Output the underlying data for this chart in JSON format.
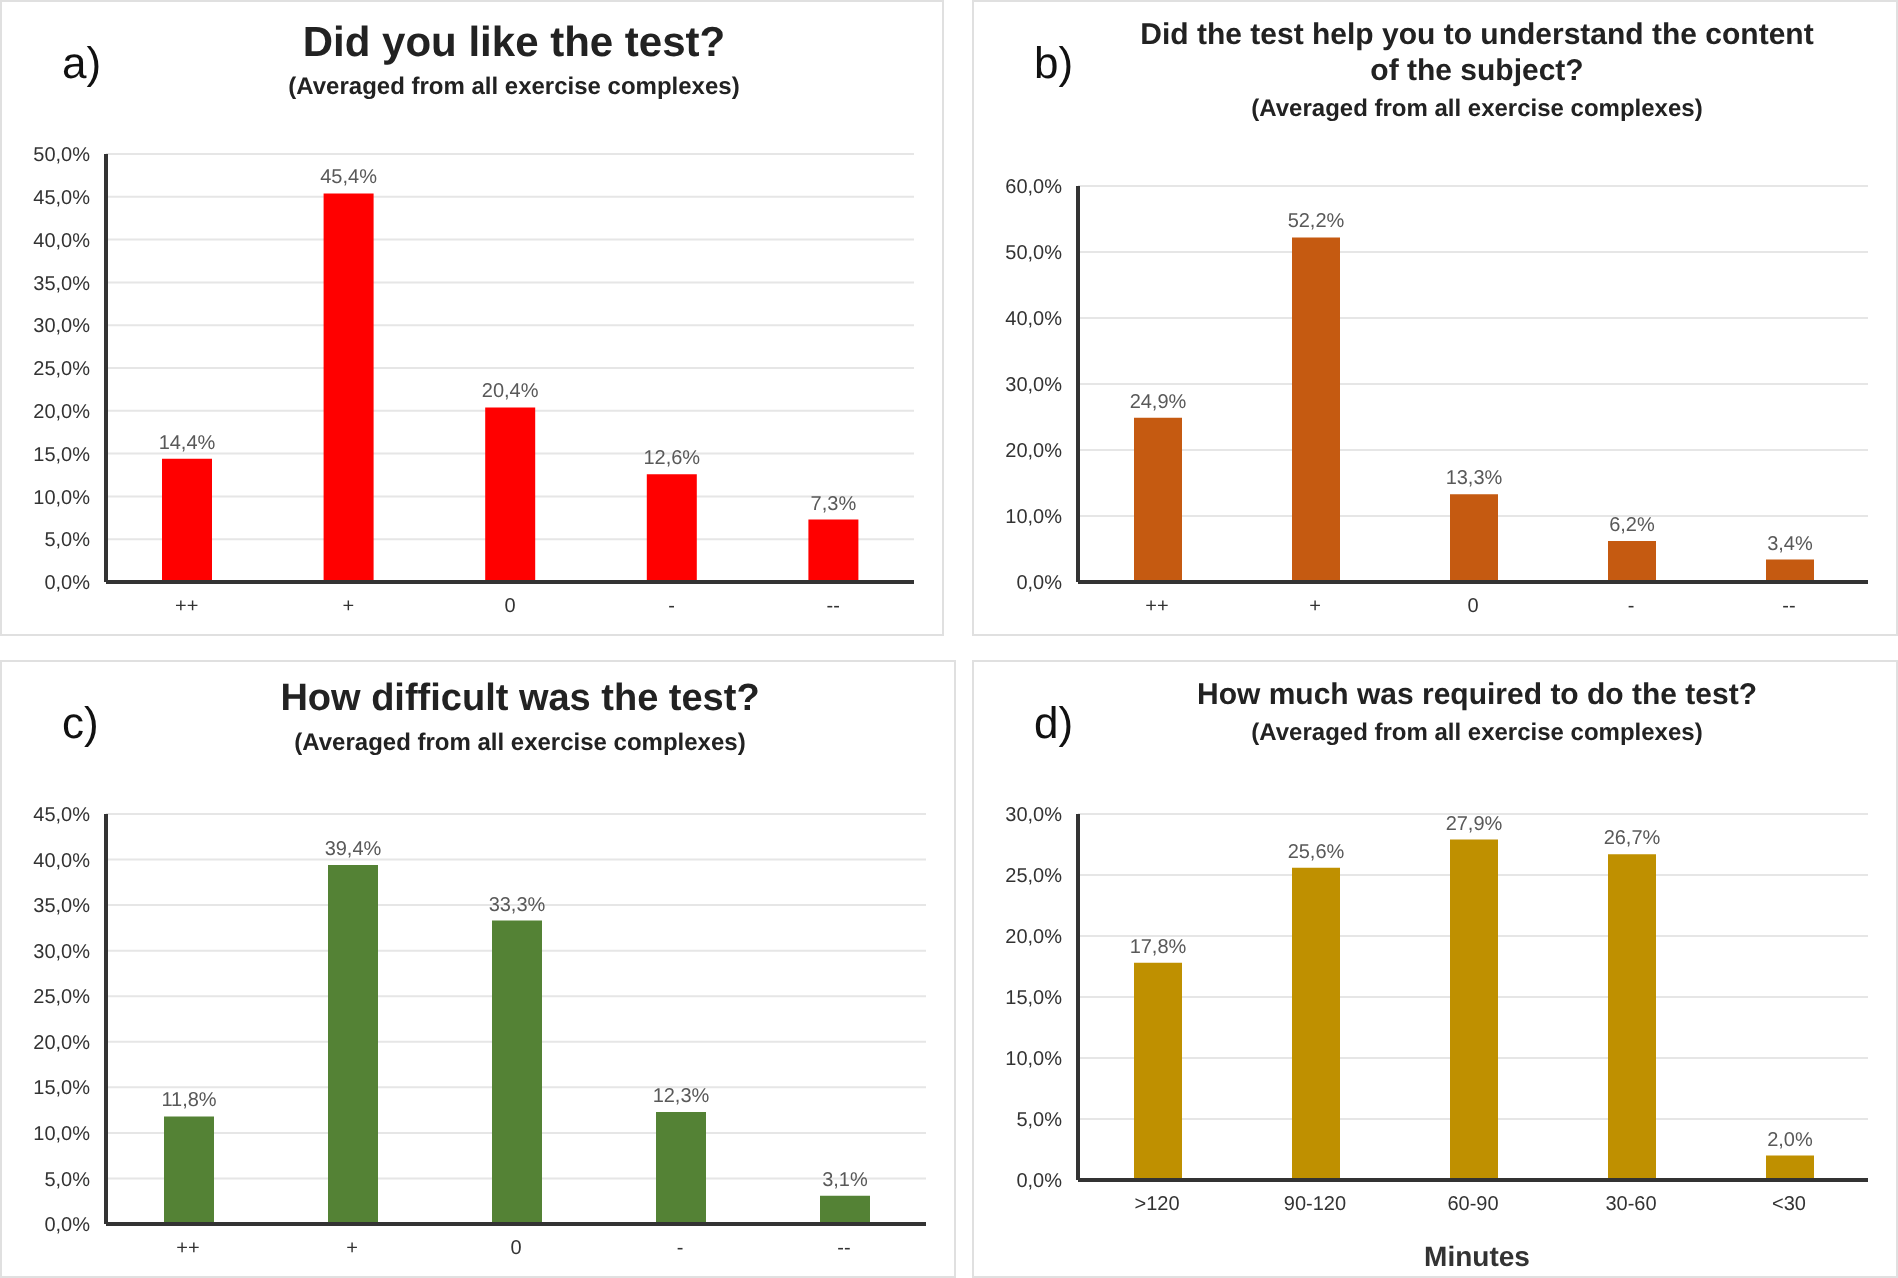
{
  "chart_data": [
    {
      "type": "bar",
      "title": "Did you like the test?",
      "subtitle": "(Averaged from all exercise complexes)",
      "annotations": [
        "a)"
      ],
      "categories": [
        "++",
        "+",
        "0",
        "-",
        "--"
      ],
      "values": [
        14.4,
        45.4,
        20.4,
        12.6,
        7.3
      ],
      "value_labels": [
        "14,4%",
        "45,4%",
        "20,4%",
        "12,6%",
        "7,3%"
      ],
      "color": "#ff0000",
      "ylim": [
        0,
        50
      ],
      "yticks": [
        {
          "value": 0,
          "label": "0,0%"
        },
        {
          "value": 5,
          "label": "5,0%"
        },
        {
          "value": 10,
          "label": "10,0%"
        },
        {
          "value": 15,
          "label": "15,0%"
        },
        {
          "value": 20,
          "label": "20,0%"
        },
        {
          "value": 25,
          "label": "25,0%"
        },
        {
          "value": 30,
          "label": "30,0%"
        },
        {
          "value": 35,
          "label": "35,0%"
        },
        {
          "value": 40,
          "label": "40,0%"
        },
        {
          "value": 45,
          "label": "45,0%"
        },
        {
          "value": 50,
          "label": "50,0%"
        }
      ],
      "grid": "y"
    },
    {
      "type": "bar",
      "title": "Did the test help you to understand the content of the subject?",
      "subtitle": "(Averaged from all exercise complexes)",
      "annotations": [
        "b)"
      ],
      "categories": [
        "++",
        "+",
        "0",
        "-",
        "--"
      ],
      "values": [
        24.9,
        52.2,
        13.3,
        6.2,
        3.4
      ],
      "value_labels": [
        "24,9%",
        "52,2%",
        "13,3%",
        "6,2%",
        "3,4%"
      ],
      "color": "#c55a11",
      "ylim": [
        0,
        60
      ],
      "yticks": [
        {
          "value": 0,
          "label": "0,0%"
        },
        {
          "value": 10,
          "label": "10,0%"
        },
        {
          "value": 20,
          "label": "20,0%"
        },
        {
          "value": 30,
          "label": "30,0%"
        },
        {
          "value": 40,
          "label": "40,0%"
        },
        {
          "value": 50,
          "label": "50,0%"
        },
        {
          "value": 60,
          "label": "60,0%"
        }
      ],
      "grid": "y"
    },
    {
      "type": "bar",
      "title": "How difficult was the test?",
      "subtitle": "(Averaged from all exercise complexes)",
      "annotations": [
        "c)"
      ],
      "categories": [
        "++",
        "+",
        "0",
        "-",
        "--"
      ],
      "values": [
        11.8,
        39.4,
        33.3,
        12.3,
        3.1
      ],
      "value_labels": [
        "11,8%",
        "39,4%",
        "33,3%",
        "12,3%",
        "3,1%"
      ],
      "color": "#548235",
      "ylim": [
        0,
        45
      ],
      "yticks": [
        {
          "value": 0,
          "label": "0,0%"
        },
        {
          "value": 5,
          "label": "5,0%"
        },
        {
          "value": 10,
          "label": "10,0%"
        },
        {
          "value": 15,
          "label": "15,0%"
        },
        {
          "value": 20,
          "label": "20,0%"
        },
        {
          "value": 25,
          "label": "25,0%"
        },
        {
          "value": 30,
          "label": "30,0%"
        },
        {
          "value": 35,
          "label": "35,0%"
        },
        {
          "value": 40,
          "label": "40,0%"
        },
        {
          "value": 45,
          "label": "45,0%"
        }
      ],
      "grid": "y"
    },
    {
      "type": "bar",
      "title": "How much was required to do the test?",
      "subtitle": "(Averaged from all exercise complexes)",
      "annotations": [
        "d)"
      ],
      "xlabel": "Minutes",
      "categories": [
        ">120",
        "90-120",
        "60-90",
        "30-60",
        "<30"
      ],
      "values": [
        17.8,
        25.6,
        27.9,
        26.7,
        2.0
      ],
      "value_labels": [
        "17,8%",
        "25,6%",
        "27,9%",
        "26,7%",
        "2,0%"
      ],
      "color": "#bf9000",
      "ylim": [
        0,
        30
      ],
      "yticks": [
        {
          "value": 0,
          "label": "0,0%"
        },
        {
          "value": 5,
          "label": "5,0%"
        },
        {
          "value": 10,
          "label": "10,0%"
        },
        {
          "value": 15,
          "label": "15,0%"
        },
        {
          "value": 20,
          "label": "20,0%"
        },
        {
          "value": 25,
          "label": "25,0%"
        },
        {
          "value": 30,
          "label": "30,0%"
        }
      ],
      "grid": "y"
    }
  ]
}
•••••
**WHAT THE TASK ASKS:** Restate each of the entries above word for word and skip every image.

**CORRECT RESULT:**
Output the underlying data for this chart in JSON format.
{
  "chart_data": [
    {
      "type": "bar",
      "title": "Did you like the test?",
      "subtitle": "(Averaged from all exercise complexes)",
      "annotations": [
        "a)"
      ],
      "categories": [
        "++",
        "+",
        "0",
        "-",
        "--"
      ],
      "values": [
        14.4,
        45.4,
        20.4,
        12.6,
        7.3
      ],
      "value_labels": [
        "14,4%",
        "45,4%",
        "20,4%",
        "12,6%",
        "7,3%"
      ],
      "color": "#ff0000",
      "ylim": [
        0,
        50
      ],
      "yticks": [
        {
          "value": 0,
          "label": "0,0%"
        },
        {
          "value": 5,
          "label": "5,0%"
        },
        {
          "value": 10,
          "label": "10,0%"
        },
        {
          "value": 15,
          "label": "15,0%"
        },
        {
          "value": 20,
          "label": "20,0%"
        },
        {
          "value": 25,
          "label": "25,0%"
        },
        {
          "value": 30,
          "label": "30,0%"
        },
        {
          "value": 35,
          "label": "35,0%"
        },
        {
          "value": 40,
          "label": "40,0%"
        },
        {
          "value": 45,
          "label": "45,0%"
        },
        {
          "value": 50,
          "label": "50,0%"
        }
      ],
      "grid": "y"
    },
    {
      "type": "bar",
      "title": "Did the test help you to understand the content of the subject?",
      "subtitle": "(Averaged from all exercise complexes)",
      "annotations": [
        "b)"
      ],
      "categories": [
        "++",
        "+",
        "0",
        "-",
        "--"
      ],
      "values": [
        24.9,
        52.2,
        13.3,
        6.2,
        3.4
      ],
      "value_labels": [
        "24,9%",
        "52,2%",
        "13,3%",
        "6,2%",
        "3,4%"
      ],
      "color": "#c55a11",
      "ylim": [
        0,
        60
      ],
      "yticks": [
        {
          "value": 0,
          "label": "0,0%"
        },
        {
          "value": 10,
          "label": "10,0%"
        },
        {
          "value": 20,
          "label": "20,0%"
        },
        {
          "value": 30,
          "label": "30,0%"
        },
        {
          "value": 40,
          "label": "40,0%"
        },
        {
          "value": 50,
          "label": "50,0%"
        },
        {
          "value": 60,
          "label": "60,0%"
        }
      ],
      "grid": "y"
    },
    {
      "type": "bar",
      "title": "How difficult was the test?",
      "subtitle": "(Averaged from all exercise complexes)",
      "annotations": [
        "c)"
      ],
      "categories": [
        "++",
        "+",
        "0",
        "-",
        "--"
      ],
      "values": [
        11.8,
        39.4,
        33.3,
        12.3,
        3.1
      ],
      "value_labels": [
        "11,8%",
        "39,4%",
        "33,3%",
        "12,3%",
        "3,1%"
      ],
      "color": "#548235",
      "ylim": [
        0,
        45
      ],
      "yticks": [
        {
          "value": 0,
          "label": "0,0%"
        },
        {
          "value": 5,
          "label": "5,0%"
        },
        {
          "value": 10,
          "label": "10,0%"
        },
        {
          "value": 15,
          "label": "15,0%"
        },
        {
          "value": 20,
          "label": "20,0%"
        },
        {
          "value": 25,
          "label": "25,0%"
        },
        {
          "value": 30,
          "label": "30,0%"
        },
        {
          "value": 35,
          "label": "35,0%"
        },
        {
          "value": 40,
          "label": "40,0%"
        },
        {
          "value": 45,
          "label": "45,0%"
        }
      ],
      "grid": "y"
    },
    {
      "type": "bar",
      "title": "How much was required to do the test?",
      "subtitle": "(Averaged from all exercise complexes)",
      "annotations": [
        "d)"
      ],
      "xlabel": "Minutes",
      "categories": [
        ">120",
        "90-120",
        "60-90",
        "30-60",
        "<30"
      ],
      "values": [
        17.8,
        25.6,
        27.9,
        26.7,
        2.0
      ],
      "value_labels": [
        "17,8%",
        "25,6%",
        "27,9%",
        "26,7%",
        "2,0%"
      ],
      "color": "#bf9000",
      "ylim": [
        0,
        30
      ],
      "yticks": [
        {
          "value": 0,
          "label": "0,0%"
        },
        {
          "value": 5,
          "label": "5,0%"
        },
        {
          "value": 10,
          "label": "10,0%"
        },
        {
          "value": 15,
          "label": "15,0%"
        },
        {
          "value": 20,
          "label": "20,0%"
        },
        {
          "value": 25,
          "label": "25,0%"
        },
        {
          "value": 30,
          "label": "30,0%"
        }
      ],
      "grid": "y"
    }
  ]
}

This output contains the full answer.